▶ [EXERCISE OBJECTIVE]
Write out each line in which the string "background" is present.

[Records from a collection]
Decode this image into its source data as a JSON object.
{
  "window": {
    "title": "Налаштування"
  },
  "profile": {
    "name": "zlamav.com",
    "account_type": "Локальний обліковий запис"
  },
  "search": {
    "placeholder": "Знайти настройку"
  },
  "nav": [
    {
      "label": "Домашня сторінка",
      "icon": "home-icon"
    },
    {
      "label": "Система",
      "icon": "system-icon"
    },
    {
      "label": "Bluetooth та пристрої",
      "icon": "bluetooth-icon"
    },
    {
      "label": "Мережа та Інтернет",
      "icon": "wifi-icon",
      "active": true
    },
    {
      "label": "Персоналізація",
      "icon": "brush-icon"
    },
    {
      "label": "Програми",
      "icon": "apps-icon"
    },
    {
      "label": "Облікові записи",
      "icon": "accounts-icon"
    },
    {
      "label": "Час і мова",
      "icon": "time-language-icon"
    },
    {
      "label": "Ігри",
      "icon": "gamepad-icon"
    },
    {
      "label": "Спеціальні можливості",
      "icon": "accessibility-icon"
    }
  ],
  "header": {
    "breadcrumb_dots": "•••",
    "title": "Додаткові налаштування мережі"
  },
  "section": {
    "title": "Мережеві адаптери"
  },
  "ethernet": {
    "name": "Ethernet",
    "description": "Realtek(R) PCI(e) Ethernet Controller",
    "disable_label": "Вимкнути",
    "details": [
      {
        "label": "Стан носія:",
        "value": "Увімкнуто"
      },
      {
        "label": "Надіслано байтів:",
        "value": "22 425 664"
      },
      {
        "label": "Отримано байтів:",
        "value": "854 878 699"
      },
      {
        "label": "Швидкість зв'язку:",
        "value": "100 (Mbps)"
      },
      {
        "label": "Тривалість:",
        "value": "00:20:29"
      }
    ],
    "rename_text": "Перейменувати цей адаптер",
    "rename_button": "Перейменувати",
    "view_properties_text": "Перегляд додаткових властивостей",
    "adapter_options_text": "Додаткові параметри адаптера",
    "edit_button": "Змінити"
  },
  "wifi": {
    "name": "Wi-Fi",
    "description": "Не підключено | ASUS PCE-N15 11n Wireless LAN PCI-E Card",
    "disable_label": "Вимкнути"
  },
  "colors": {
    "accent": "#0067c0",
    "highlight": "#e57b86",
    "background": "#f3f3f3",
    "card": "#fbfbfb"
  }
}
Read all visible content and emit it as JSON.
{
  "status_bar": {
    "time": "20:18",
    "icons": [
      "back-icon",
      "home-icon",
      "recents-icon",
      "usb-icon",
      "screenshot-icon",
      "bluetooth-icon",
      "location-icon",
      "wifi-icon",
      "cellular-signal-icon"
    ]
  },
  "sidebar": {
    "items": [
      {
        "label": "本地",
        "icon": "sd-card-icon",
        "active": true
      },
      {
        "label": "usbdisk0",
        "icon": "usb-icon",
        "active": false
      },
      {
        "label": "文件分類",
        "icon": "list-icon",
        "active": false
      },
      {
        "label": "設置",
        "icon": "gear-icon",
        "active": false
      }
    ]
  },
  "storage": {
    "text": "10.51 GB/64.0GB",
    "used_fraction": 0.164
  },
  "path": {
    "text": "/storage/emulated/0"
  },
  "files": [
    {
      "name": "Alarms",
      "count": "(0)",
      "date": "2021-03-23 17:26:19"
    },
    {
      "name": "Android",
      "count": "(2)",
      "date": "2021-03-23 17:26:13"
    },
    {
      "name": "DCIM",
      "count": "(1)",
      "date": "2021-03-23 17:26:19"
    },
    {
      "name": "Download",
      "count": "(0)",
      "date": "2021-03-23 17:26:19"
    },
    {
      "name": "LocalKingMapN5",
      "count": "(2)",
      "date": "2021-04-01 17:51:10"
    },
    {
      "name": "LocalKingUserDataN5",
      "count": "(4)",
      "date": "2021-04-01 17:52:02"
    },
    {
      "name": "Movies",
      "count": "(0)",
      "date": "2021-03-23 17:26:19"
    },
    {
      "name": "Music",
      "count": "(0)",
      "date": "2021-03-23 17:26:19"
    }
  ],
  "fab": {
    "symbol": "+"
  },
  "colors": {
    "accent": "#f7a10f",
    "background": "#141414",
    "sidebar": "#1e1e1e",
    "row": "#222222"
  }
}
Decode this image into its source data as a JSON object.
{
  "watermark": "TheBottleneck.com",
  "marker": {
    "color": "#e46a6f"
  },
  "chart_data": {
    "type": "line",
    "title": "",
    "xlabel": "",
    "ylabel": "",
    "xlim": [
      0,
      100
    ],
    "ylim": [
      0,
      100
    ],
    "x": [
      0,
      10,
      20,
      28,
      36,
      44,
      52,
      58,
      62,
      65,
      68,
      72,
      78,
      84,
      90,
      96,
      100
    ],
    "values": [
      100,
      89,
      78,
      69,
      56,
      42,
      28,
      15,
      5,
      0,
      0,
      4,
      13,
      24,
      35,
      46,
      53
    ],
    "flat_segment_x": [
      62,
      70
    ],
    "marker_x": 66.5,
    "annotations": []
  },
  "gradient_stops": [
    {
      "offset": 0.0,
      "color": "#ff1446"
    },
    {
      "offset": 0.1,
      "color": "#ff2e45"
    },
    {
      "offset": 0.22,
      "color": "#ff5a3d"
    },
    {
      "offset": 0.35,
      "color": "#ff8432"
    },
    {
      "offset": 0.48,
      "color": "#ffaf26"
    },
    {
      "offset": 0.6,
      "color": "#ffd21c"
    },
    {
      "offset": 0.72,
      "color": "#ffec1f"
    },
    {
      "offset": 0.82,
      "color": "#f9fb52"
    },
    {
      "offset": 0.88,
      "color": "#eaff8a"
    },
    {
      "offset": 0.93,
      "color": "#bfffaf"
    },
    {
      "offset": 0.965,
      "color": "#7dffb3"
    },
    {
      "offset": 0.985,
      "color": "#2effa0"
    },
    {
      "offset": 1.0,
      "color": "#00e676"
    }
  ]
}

▶ [EXERCISE SOLUTION]
    "background": "#f3f3f3",
    "background": "#141414",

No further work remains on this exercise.